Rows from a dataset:
____________________

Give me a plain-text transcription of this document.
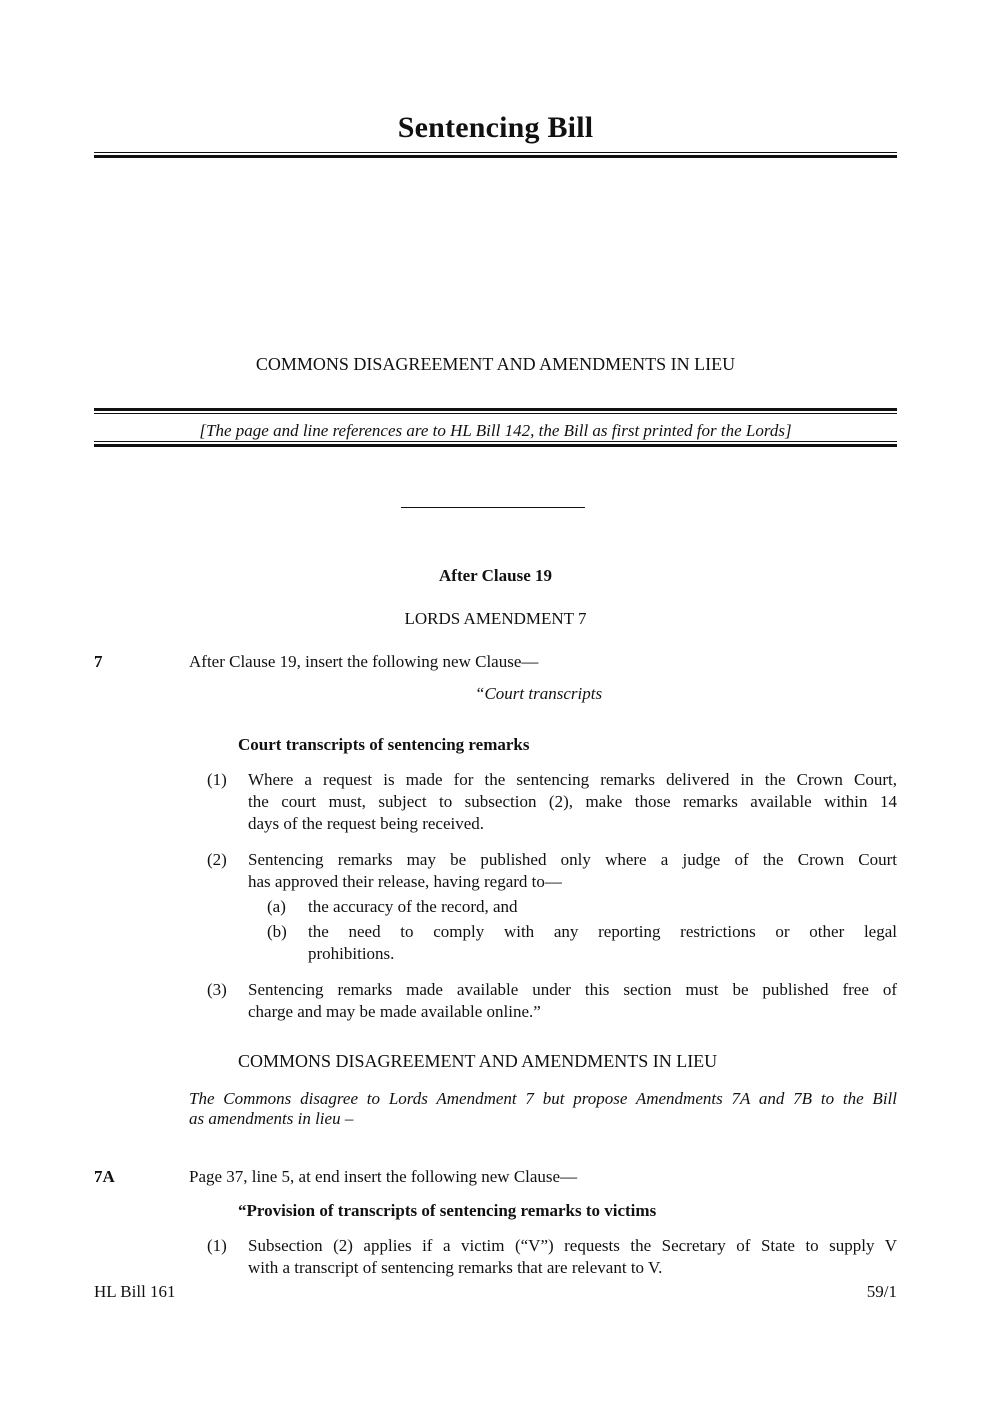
Sentencing Bill
COMMONS DISAGREEMENT AND AMENDMENTS IN LIEU
[The page and line references are to HL Bill 142, the Bill as first printed for the Lords]
After Clause 19
LORDS AMENDMENT 7
7	After Clause 19, insert the following new Clause—
“Court transcripts
Court transcripts of sentencing remarks
(1) Where a request is made for the sentencing remarks delivered in the Crown Court,
the court must, subject to subsection (2), make those remarks available within 14
days of the request being received.
(2) Sentencing remarks may be published only where a judge of the Crown Court
has approved their release, having regard to—
(a) the accuracy of the record, and
(b) the need to comply with any reporting restrictions or other legal
prohibitions.
(3) Sentencing remarks made available under this section must be published free of
charge and may be made available online.”
COMMONS DISAGREEMENT AND AMENDMENTS IN LIEU
The Commons disagree to Lords Amendment 7 but propose Amendments 7A and 7B to the Bill
as amendments in lieu –
7A	Page 37, line 5, at end insert the following new Clause—
“Provision of transcripts of sentencing remarks to victims
(1) Subsection (2) applies if a victim (“V”) requests the Secretary of State to supply V
with a transcript of sentencing remarks that are relevant to V.
HL Bill 161	59/1
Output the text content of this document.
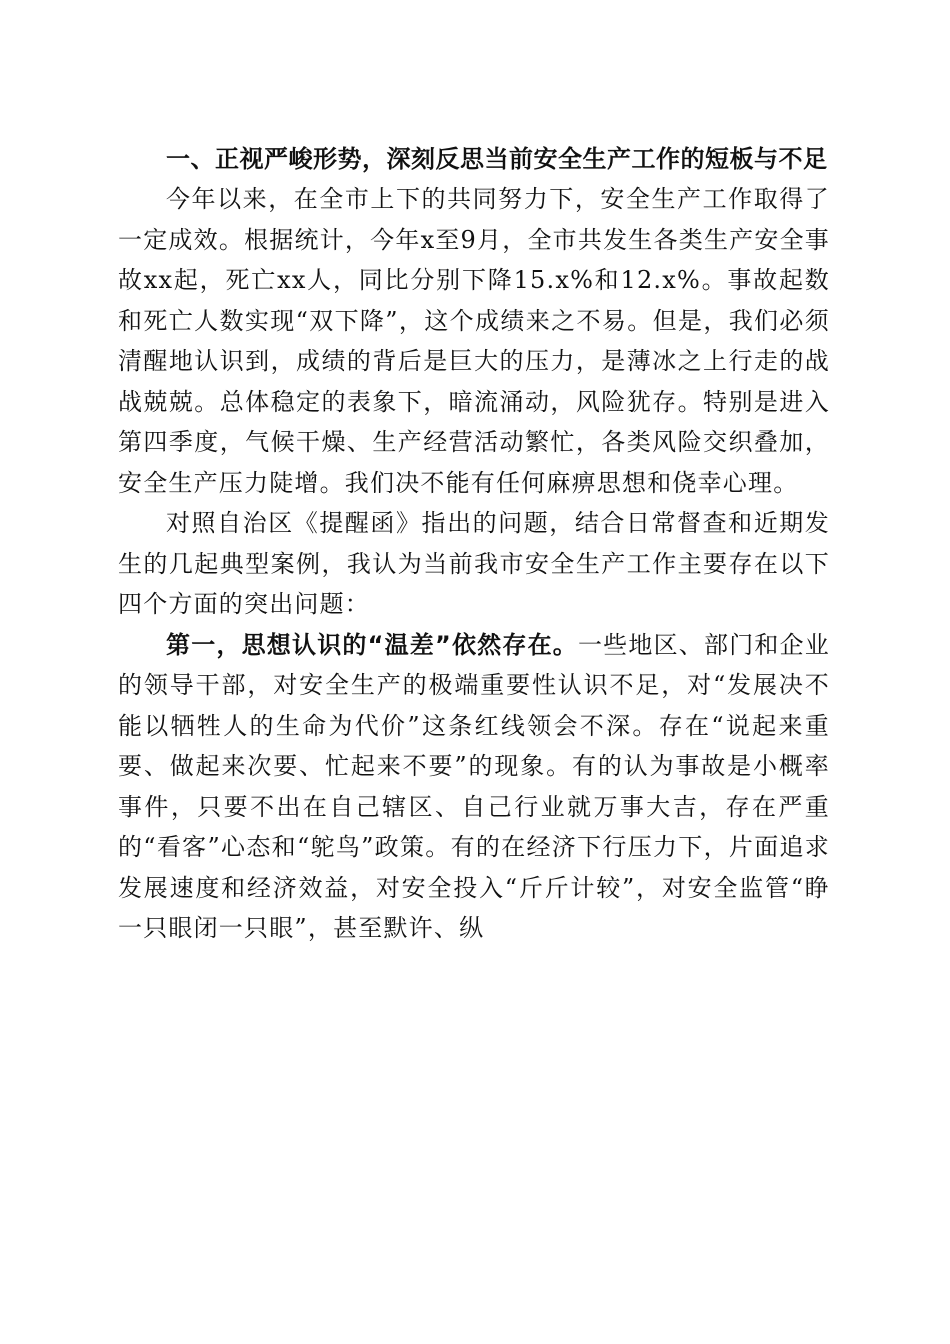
一、正视严峻形势，深刻反思当前安全生产工作的短板与不足

今年以来，在全市上下的共同努力下，安全生产工作取得了一定成效。根据统计，今年x至9月，全市共发生各类生产安全事故xx起，死亡xx人，同比分别下降15.x%和12.x%。事故起数和死亡人数实现“双下降”，这个成绩来之不易。但是，我们必须清醒地认识到，成绩的背后是巨大的压力，是薄冰之上行走的战战兢兢。总体稳定的表象下，暗流涌动，风险犹存。特别是进入第四季度，气候干燥、生产经营活动繁忙，各类风险交织叠加，安全生产压力陡增。我们决不能有任何麻痹思想和侥幸心理。

对照自治区《提醒函》指出的问题，结合日常督查和近期发生的几起典型案例，我认为当前我市安全生产工作主要存在以下四个方面的突出问题：

第一，思想认识的“温差”依然存在。一些地区、部门和企业的领导干部，对安全生产的极端重要性认识不足，对“发展决不能以牺牲人的生命为代价”这条红线领会不深。存在“说起来重要、做起来次要、忙起来不要”的现象。有的认为事故是小概率事件，只要不出在自己辖区、自己行业就万事大吉，存在严重的“看客”心态和“鸵鸟”政策。有的在经济下行压力下，片面追求发展速度和经济效益，对安全投入“斤斤计较”，对安全监管“睁一只眼闭一只眼”，甚至默许、纵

____________________

Leave out the pictures and copy the rest of the material above exactly.

Give me a plain-text transcription of this document.
Sentencing Bill
COMMONS DISAGREEMENT AND AMENDMENTS IN LIEU
[The page and line references are to HL Bill 142, the Bill as first printed for the Lords]
After Clause 19
LORDS AMENDMENT 7
7	After Clause 19, insert the following new Clause—
“Court transcripts
Court transcripts of sentencing remarks
(1) Where a request is made for the sentencing remarks delivered in the Crown Court,
the court must, subject to subsection (2), make those remarks available within 14
days of the request being received.
(2) Sentencing remarks may be published only where a judge of the Crown Court
has approved their release, having regard to—
(a) the accuracy of the record, and
(b) the need to comply with any reporting restrictions or other legal
prohibitions.
(3) Sentencing remarks made available under this section must be published free of
charge and may be made available online.”
COMMONS DISAGREEMENT AND AMENDMENTS IN LIEU
The Commons disagree to Lords Amendment 7 but propose Amendments 7A and 7B to the Bill
as amendments in lieu –
7A	Page 37, line 5, at end insert the following new Clause—
“Provision of transcripts of sentencing remarks to victims
(1) Subsection (2) applies if a victim (“V”) requests the Secretary of State to supply V
with a transcript of sentencing remarks that are relevant to V.
HL Bill 161	59/1
Output the text content of this document.
一、正视严峻形势，深刻反思当前安全生产工作的短板与不足

今年以来，在全市上下的共同努力下，安全生产工作取得了一定成效。根据统计，今年x至9月，全市共发生各类生产安全事故xx起，死亡xx人，同比分别下降15.x%和12.x%。事故起数和死亡人数实现“双下降”，这个成绩来之不易。但是，我们必须清醒地认识到，成绩的背后是巨大的压力，是薄冰之上行走的战战兢兢。总体稳定的表象下，暗流涌动，风险犹存。特别是进入第四季度，气候干燥、生产经营活动繁忙，各类风险交织叠加，安全生产压力陡增。我们决不能有任何麻痹思想和侥幸心理。

对照自治区《提醒函》指出的问题，结合日常督查和近期发生的几起典型案例，我认为当前我市安全生产工作主要存在以下四个方面的突出问题：

第一，思想认识的“温差”依然存在。一些地区、部门和企业的领导干部，对安全生产的极端重要性认识不足，对“发展决不能以牺牲人的生命为代价”这条红线领会不深。存在“说起来重要、做起来次要、忙起来不要”的现象。有的认为事故是小概率事件，只要不出在自己辖区、自己行业就万事大吉，存在严重的“看客”心态和“鸵鸟”政策。有的在经济下行压力下，片面追求发展速度和经济效益，对安全投入“斤斤计较”，对安全监管“睁一只眼闭一只眼”，甚至默许、纵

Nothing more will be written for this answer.